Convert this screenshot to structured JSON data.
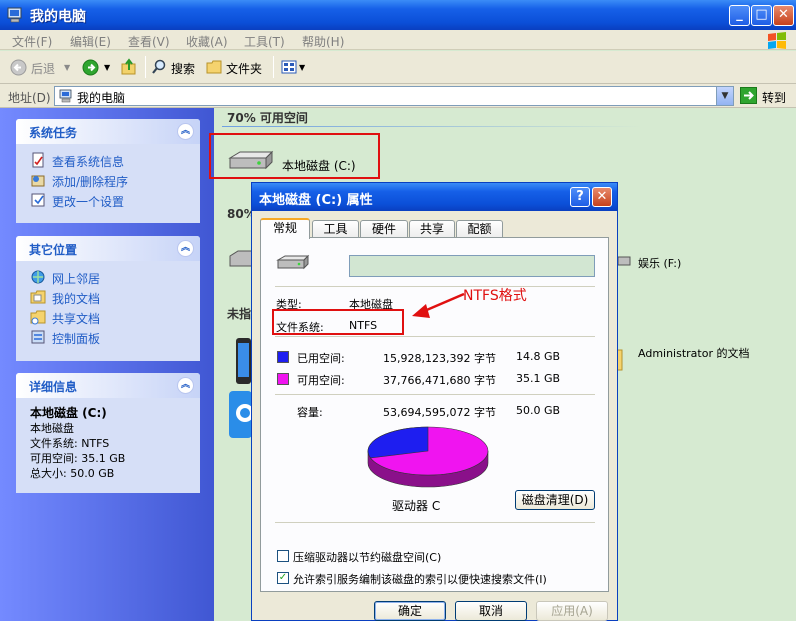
{
  "window": {
    "title": "我的电脑"
  },
  "menu": [
    "文件(F)",
    "编辑(E)",
    "查看(V)",
    "收藏(A)",
    "工具(T)",
    "帮助(H)"
  ],
  "toolbar": {
    "back": "后退",
    "search": "搜索",
    "folders": "文件夹"
  },
  "address": {
    "label": "地址(D)",
    "value": "我的电脑",
    "go": "转到"
  },
  "left_panel": {
    "tasks": {
      "title": "系统任务",
      "items": [
        "查看系统信息",
        "添加/删除程序",
        "更改一个设置"
      ]
    },
    "places": {
      "title": "其它位置",
      "items": [
        "网上邻居",
        "我的文档",
        "共享文档",
        "控制面板"
      ]
    },
    "details": {
      "title": "详细信息",
      "name": "本地磁盘 (C:)",
      "type": "本地磁盘",
      "fs": "文件系统: NTFS",
      "free": "可用空间: 35.1 GB",
      "total": "总大小: 50.0 GB"
    }
  },
  "content": {
    "group1": "70% 可用空间",
    "drive_c": "本地磁盘 (C:)",
    "group2_partial": "80%",
    "drive_f": "娱乐 (F:)",
    "group3_partial": "未指",
    "admin_docs": "Administrator 的文档"
  },
  "annotation": {
    "text": "NTFS格式",
    "color": "#e01010"
  },
  "dialog": {
    "title": "本地磁盘 (C:) 属性",
    "tabs": [
      "常规",
      "工具",
      "硬件",
      "共享",
      "配额"
    ],
    "label_value": "",
    "type_label": "类型:",
    "type_value": "本地磁盘",
    "fs_label": "文件系统:",
    "fs_value": "NTFS",
    "used_label": "已用空间:",
    "used_bytes": "15,928,123,392 字节",
    "used_gb": "14.8 GB",
    "free_label": "可用空间:",
    "free_bytes": "37,766,471,680 字节",
    "free_gb": "35.1 GB",
    "cap_label": "容量:",
    "cap_bytes": "53,694,595,072 字节",
    "cap_gb": "50.0 GB",
    "drive_label": "驱动器 C",
    "cleanup": "磁盘清理(D)",
    "compress": "压缩驱动器以节约磁盘空间(C)",
    "compress_checked": false,
    "index": "允许索引服务编制该磁盘的索引以便快速搜索文件(I)",
    "index_checked": true,
    "ok": "确定",
    "cancel": "取消",
    "apply": "应用(A)",
    "used_color": "#1e1ef0",
    "free_color": "#f014f0",
    "used_fraction": 0.297
  }
}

......

> **STATED TASK**
List every line above that holds the word "可用空间".

> **ANSWER TO THIS TASK**
      "free": "可用空间: 35.1 GB",
    "group1": "70% 可用空间",
    "free_label": "可用空间:",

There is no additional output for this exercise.